Will you give the material below again, every line exactly as it is?

__Records for processing__
————
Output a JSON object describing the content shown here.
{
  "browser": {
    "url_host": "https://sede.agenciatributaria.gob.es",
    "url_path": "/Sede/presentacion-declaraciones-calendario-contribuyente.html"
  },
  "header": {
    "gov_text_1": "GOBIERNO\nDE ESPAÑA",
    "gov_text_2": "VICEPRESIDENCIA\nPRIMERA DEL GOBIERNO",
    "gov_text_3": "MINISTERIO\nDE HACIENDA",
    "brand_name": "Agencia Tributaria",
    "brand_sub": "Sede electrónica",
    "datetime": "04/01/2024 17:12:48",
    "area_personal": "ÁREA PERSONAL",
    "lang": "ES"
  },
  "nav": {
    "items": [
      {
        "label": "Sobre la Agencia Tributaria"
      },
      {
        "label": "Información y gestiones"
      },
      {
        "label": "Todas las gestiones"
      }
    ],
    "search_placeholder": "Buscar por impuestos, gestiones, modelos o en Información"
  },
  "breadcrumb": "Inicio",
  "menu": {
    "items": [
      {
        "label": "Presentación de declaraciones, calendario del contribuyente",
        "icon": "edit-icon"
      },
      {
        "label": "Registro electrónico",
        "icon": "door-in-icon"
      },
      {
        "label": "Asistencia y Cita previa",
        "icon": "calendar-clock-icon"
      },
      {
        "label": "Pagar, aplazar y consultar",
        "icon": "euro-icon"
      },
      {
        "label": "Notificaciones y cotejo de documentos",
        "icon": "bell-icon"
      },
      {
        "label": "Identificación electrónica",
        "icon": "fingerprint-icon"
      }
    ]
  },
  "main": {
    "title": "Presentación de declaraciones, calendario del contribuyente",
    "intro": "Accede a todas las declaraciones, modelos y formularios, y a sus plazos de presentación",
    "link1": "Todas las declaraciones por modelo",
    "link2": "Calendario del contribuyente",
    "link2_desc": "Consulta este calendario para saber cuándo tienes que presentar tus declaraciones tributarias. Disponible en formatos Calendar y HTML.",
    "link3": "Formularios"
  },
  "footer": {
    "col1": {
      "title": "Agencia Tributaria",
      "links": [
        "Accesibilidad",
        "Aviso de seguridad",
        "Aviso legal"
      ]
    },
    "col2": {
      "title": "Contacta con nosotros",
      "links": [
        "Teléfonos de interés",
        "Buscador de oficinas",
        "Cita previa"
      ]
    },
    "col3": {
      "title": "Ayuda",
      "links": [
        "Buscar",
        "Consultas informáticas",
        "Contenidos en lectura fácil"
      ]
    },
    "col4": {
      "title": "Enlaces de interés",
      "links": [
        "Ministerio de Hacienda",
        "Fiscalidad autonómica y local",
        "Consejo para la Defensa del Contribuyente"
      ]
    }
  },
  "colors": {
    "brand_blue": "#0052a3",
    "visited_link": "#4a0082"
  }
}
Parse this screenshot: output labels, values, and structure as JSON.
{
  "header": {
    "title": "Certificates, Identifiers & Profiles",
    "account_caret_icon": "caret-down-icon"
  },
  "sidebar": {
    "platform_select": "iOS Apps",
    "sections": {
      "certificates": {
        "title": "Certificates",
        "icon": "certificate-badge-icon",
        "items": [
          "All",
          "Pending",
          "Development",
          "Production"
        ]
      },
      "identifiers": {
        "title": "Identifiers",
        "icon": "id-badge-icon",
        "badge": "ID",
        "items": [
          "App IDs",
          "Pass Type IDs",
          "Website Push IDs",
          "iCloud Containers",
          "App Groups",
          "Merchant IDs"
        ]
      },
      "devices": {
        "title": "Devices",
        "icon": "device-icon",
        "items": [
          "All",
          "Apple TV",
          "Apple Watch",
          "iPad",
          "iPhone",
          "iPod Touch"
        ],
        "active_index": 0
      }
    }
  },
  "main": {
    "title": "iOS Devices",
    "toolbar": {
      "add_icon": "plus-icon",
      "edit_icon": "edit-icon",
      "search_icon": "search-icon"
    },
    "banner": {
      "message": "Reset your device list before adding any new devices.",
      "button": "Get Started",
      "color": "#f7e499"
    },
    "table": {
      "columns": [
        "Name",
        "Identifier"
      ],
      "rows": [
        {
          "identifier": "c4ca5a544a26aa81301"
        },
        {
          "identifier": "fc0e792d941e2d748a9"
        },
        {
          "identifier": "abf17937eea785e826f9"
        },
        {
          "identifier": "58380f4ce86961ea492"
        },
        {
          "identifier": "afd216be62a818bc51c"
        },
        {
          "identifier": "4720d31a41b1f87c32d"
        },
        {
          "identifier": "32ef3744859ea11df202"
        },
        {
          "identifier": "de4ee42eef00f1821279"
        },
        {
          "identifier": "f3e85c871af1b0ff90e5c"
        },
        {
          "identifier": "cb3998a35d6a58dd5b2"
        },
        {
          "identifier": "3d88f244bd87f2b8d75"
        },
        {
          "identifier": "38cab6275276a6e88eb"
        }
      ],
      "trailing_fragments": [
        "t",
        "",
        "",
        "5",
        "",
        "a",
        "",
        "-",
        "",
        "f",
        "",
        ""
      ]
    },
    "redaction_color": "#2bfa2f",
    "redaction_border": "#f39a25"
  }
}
————
__Solution for this task__
Output a JSON object describing the content shown here.
{
  "browser": {
    "url_host": "https://sede.agenciatributaria.gob.es",
    "url_path": "/Sede/presentacion-declaraciones-calendario-contribuyente.html"
  },
  "header": {
    "gov_text_1": "GOBIERNO\nDE ESPAÑA",
    "gov_text_2": "VICEPRESIDENCIA\nPRIMERA DEL GOBIERNO",
    "gov_text_3": "MINISTERIO\nDE HACIENDA",
    "brand_name": "Agencia Tributaria",
    "brand_sub": "Sede electrónica",
    "datetime": "04/01/2024 17:12:48",
    "area_personal": "ÁREA PERSONAL",
    "lang": "ES"
  },
  "nav": {
    "items": [
      {
        "label": "Sobre la Agencia Tributaria"
      },
      {
        "label": "Información y gestiones"
      },
      {
        "label": "Todas las gestiones"
      }
    ],
    "search_placeholder": "Buscar por impuestos, gestiones, modelos o en Información"
  },
  "breadcrumb": "Inicio",
  "menu": {
    "items": [
      {
        "label": "Presentación de declaraciones, calendario del contribuyente",
        "icon": "edit-icon"
      },
      {
        "label": "Registro electrónico",
        "icon": "door-in-icon"
      },
      {
        "label": "Asistencia y Cita previa",
        "icon": "calendar-clock-icon"
      },
      {
        "label": "Pagar, aplazar y consultar",
        "icon": "euro-icon"
      },
      {
        "label": "Notificaciones y cotejo de documentos",
        "icon": "bell-icon"
      },
      {
        "label": "Identificación electrónica",
        "icon": "fingerprint-icon"
      }
    ]
  },
  "main": {
    "title": "Presentación de declaraciones, calendario del contribuyente",
    "intro": "Accede a todas las declaraciones, modelos y formularios, y a sus plazos de presentación",
    "link1": "Todas las declaraciones por modelo",
    "link2": "Calendario del contribuyente",
    "link2_desc": "Consulta este calendario para saber cuándo tienes que presentar tus declaraciones tributarias. Disponible en formatos Calendar y HTML.",
    "link3": "Formularios"
  },
  "footer": {
    "col1": {
      "title": "Agencia Tributaria",
      "links": [
        "Accesibilidad",
        "Aviso de seguridad",
        "Aviso legal"
      ]
    },
    "col2": {
      "title": "Contacta con nosotros",
      "links": [
        "Teléfonos de interés",
        "Buscador de oficinas",
        "Cita previa"
      ]
    },
    "col3": {
      "title": "Ayuda",
      "links": [
        "Buscar",
        "Consultas informáticas",
        "Contenidos en lectura fácil"
      ]
    },
    "col4": {
      "title": "Enlaces de interés",
      "links": [
        "Ministerio de Hacienda",
        "Fiscalidad autonómica y local",
        "Consejo para la Defensa del Contribuyente"
      ]
    }
  },
  "colors": {
    "brand_blue": "#0052a3",
    "visited_link": "#4a0082"
  }
}
Parse this screenshot: output labels, values, and structure as JSON.
{
  "header": {
    "title": "Certificates, Identifiers & Profiles",
    "account_caret_icon": "caret-down-icon"
  },
  "sidebar": {
    "platform_select": "iOS Apps",
    "sections": {
      "certificates": {
        "title": "Certificates",
        "icon": "certificate-badge-icon",
        "items": [
          "All",
          "Pending",
          "Development",
          "Production"
        ]
      },
      "identifiers": {
        "title": "Identifiers",
        "icon": "id-badge-icon",
        "badge": "ID",
        "items": [
          "App IDs",
          "Pass Type IDs",
          "Website Push IDs",
          "iCloud Containers",
          "App Groups",
          "Merchant IDs"
        ]
      },
      "devices": {
        "title": "Devices",
        "icon": "device-icon",
        "items": [
          "All",
          "Apple TV",
          "Apple Watch",
          "iPad",
          "iPhone",
          "iPod Touch"
        ],
        "active_index": 0
      }
    }
  },
  "main": {
    "title": "iOS Devices",
    "toolbar": {
      "add_icon": "plus-icon",
      "edit_icon": "edit-icon",
      "search_icon": "search-icon"
    },
    "banner": {
      "message": "Reset your device list before adding any new devices.",
      "button": "Get Started",
      "color": "#f7e499"
    },
    "table": {
      "columns": [
        "Name",
        "Identifier"
      ],
      "rows": [
        {
          "identifier": "c4ca5a544a26aa81301"
        },
        {
          "identifier": "fc0e792d941e2d748a9"
        },
        {
          "identifier": "abf17937eea785e826f9"
        },
        {
          "identifier": "58380f4ce86961ea492"
        },
        {
          "identifier": "afd216be62a818bc51c"
        },
        {
          "identifier": "4720d31a41b1f87c32d"
        },
        {
          "identifier": "32ef3744859ea11df202"
        },
        {
          "identifier": "de4ee42eef00f1821279"
        },
        {
          "identifier": "f3e85c871af1b0ff90e5c"
        },
        {
          "identifier": "cb3998a35d6a58dd5b2"
        },
        {
          "identifier": "3d88f244bd87f2b8d75"
        },
        {
          "identifier": "38cab6275276a6e88eb"
        }
      ],
      "trailing_fragments": [
        "t",
        "",
        "",
        "5",
        "",
        "a",
        "",
        "-",
        "",
        "f",
        "",
        ""
      ]
    },
    "redaction_color": "#2bfa2f",
    "redaction_border": "#f39a25"
  }
}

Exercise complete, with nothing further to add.